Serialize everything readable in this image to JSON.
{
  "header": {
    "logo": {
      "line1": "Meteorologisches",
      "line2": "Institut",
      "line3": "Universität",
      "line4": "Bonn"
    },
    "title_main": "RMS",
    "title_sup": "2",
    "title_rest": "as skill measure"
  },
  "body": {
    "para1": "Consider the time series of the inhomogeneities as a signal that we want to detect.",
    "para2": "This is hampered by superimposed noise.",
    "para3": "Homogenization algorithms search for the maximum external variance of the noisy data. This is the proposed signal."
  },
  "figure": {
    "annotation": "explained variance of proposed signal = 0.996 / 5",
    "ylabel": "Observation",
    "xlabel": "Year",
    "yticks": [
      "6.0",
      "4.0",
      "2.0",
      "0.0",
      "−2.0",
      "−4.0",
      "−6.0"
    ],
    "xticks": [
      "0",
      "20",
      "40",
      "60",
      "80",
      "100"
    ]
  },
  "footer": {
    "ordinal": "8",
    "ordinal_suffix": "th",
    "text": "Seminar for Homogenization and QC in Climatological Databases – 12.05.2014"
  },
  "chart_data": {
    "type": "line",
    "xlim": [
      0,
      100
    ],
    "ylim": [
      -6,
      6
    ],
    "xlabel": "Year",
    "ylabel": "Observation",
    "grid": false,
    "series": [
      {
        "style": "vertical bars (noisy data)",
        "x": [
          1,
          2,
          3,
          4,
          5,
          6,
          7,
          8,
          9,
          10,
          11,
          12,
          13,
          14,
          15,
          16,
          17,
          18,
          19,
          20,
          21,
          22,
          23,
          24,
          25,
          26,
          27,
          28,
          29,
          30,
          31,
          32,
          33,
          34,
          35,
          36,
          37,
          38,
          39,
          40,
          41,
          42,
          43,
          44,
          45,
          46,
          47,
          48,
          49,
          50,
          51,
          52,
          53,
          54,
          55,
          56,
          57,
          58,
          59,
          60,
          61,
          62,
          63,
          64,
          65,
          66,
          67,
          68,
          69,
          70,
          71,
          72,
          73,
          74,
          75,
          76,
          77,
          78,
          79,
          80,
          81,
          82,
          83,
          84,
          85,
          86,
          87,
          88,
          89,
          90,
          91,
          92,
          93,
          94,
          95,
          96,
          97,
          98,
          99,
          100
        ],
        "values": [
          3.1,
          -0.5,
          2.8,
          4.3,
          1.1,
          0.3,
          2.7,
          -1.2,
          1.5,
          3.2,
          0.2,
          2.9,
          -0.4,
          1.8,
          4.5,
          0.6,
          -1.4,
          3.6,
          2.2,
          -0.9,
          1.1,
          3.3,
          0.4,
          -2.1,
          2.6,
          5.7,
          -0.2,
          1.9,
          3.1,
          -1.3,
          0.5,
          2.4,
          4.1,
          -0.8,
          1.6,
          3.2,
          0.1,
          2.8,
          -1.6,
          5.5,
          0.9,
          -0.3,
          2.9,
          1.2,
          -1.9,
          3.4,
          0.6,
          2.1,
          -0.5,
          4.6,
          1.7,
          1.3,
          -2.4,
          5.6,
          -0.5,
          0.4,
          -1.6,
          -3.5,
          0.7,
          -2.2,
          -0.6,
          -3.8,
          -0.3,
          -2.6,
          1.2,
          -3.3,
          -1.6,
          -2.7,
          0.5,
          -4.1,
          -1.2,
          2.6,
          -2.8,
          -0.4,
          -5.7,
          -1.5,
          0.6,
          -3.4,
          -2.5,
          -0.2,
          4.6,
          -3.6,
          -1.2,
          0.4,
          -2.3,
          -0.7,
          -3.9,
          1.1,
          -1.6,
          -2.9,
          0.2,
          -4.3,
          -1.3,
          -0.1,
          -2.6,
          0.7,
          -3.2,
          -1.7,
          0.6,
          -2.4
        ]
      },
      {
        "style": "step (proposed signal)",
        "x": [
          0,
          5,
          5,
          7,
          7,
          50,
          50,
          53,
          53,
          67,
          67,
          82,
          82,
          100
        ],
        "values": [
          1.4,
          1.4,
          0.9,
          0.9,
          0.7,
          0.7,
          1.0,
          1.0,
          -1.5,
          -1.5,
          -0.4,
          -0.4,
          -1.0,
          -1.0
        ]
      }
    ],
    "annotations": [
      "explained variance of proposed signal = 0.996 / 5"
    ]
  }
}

-=-=-

### Short task
Copy out every line from the records that has the word "Homogenization".

### Task result
    "para3": "Homogenization algorithms search for the maximum external variance of the noisy data. This is the proposed signal."
    "text": "Seminar for Homogenization and QC in Climatological Databases – 12.05.2014"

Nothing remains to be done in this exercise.